— Written request —
Go through the data and copy every line exactly, but not the images.

— Figure contents as structured data —

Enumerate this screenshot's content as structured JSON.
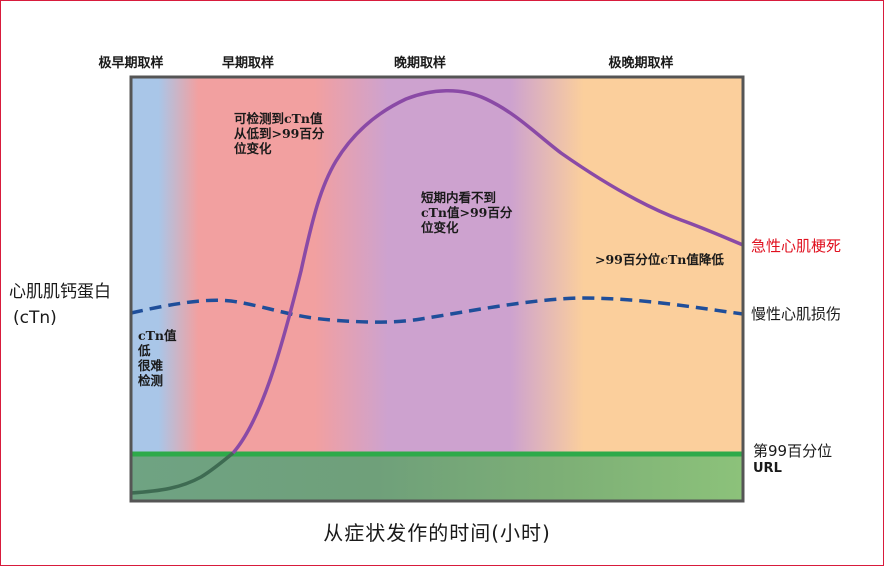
{
  "phases": {
    "very_early": "极早期取样",
    "early": "早期取样",
    "late": "晚期取样",
    "very_late": "极晚期取样"
  },
  "annotations": {
    "early_change": [
      "可检测到cTn值",
      "从低到>99百分",
      "位变化"
    ],
    "late_no_change": [
      "短期内看不到",
      "cTn值>99百分",
      "位变化"
    ],
    "low_values": [
      "cTn值",
      "低",
      "很难",
      "检测"
    ],
    "decline": ">99百分位cTn值降低"
  },
  "y_axis": {
    "label_line1": "心肌肌钙蛋白",
    "label_line2": "(cTn)"
  },
  "curves": {
    "acute_mi": {
      "label": "急性心肌梗死",
      "color": "#8a4aa6"
    },
    "chronic_injury": {
      "label": "慢性心肌损伤",
      "color": "#1f4e9a"
    }
  },
  "threshold": {
    "line1": "第99百分位",
    "line2": "URL",
    "color": "#2eaa4a"
  },
  "x_axis": {
    "label": "从症状发作的时间(小时)"
  },
  "colors": {
    "zone_very_early": "#a9c6e8",
    "zone_early": "#f2a0a0",
    "zone_late": "#cda2cf",
    "zone_very_late": "#fbcf9c",
    "frame_border": "#d81b3c",
    "acute_label": "#e0101f"
  }
}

— The answer —
Enumerate this screenshot's content as structured JSON.
{
  "phases": {
    "very_early": "极早期取样",
    "early": "早期取样",
    "late": "晚期取样",
    "very_late": "极晚期取样"
  },
  "annotations": {
    "early_change": [
      "可检测到cTn值",
      "从低到>99百分",
      "位变化"
    ],
    "late_no_change": [
      "短期内看不到",
      "cTn值>99百分",
      "位变化"
    ],
    "low_values": [
      "cTn值",
      "低",
      "很难",
      "检测"
    ],
    "decline": ">99百分位cTn值降低"
  },
  "y_axis": {
    "label_line1": "心肌肌钙蛋白",
    "label_line2": "(cTn)"
  },
  "curves": {
    "acute_mi": {
      "label": "急性心肌梗死",
      "color": "#8a4aa6"
    },
    "chronic_injury": {
      "label": "慢性心肌损伤",
      "color": "#1f4e9a"
    }
  },
  "threshold": {
    "line1": "第99百分位",
    "line2": "URL",
    "color": "#2eaa4a"
  },
  "x_axis": {
    "label": "从症状发作的时间(小时)"
  },
  "colors": {
    "zone_very_early": "#a9c6e8",
    "zone_early": "#f2a0a0",
    "zone_late": "#cda2cf",
    "zone_very_late": "#fbcf9c",
    "frame_border": "#d81b3c",
    "acute_label": "#e0101f"
  }
}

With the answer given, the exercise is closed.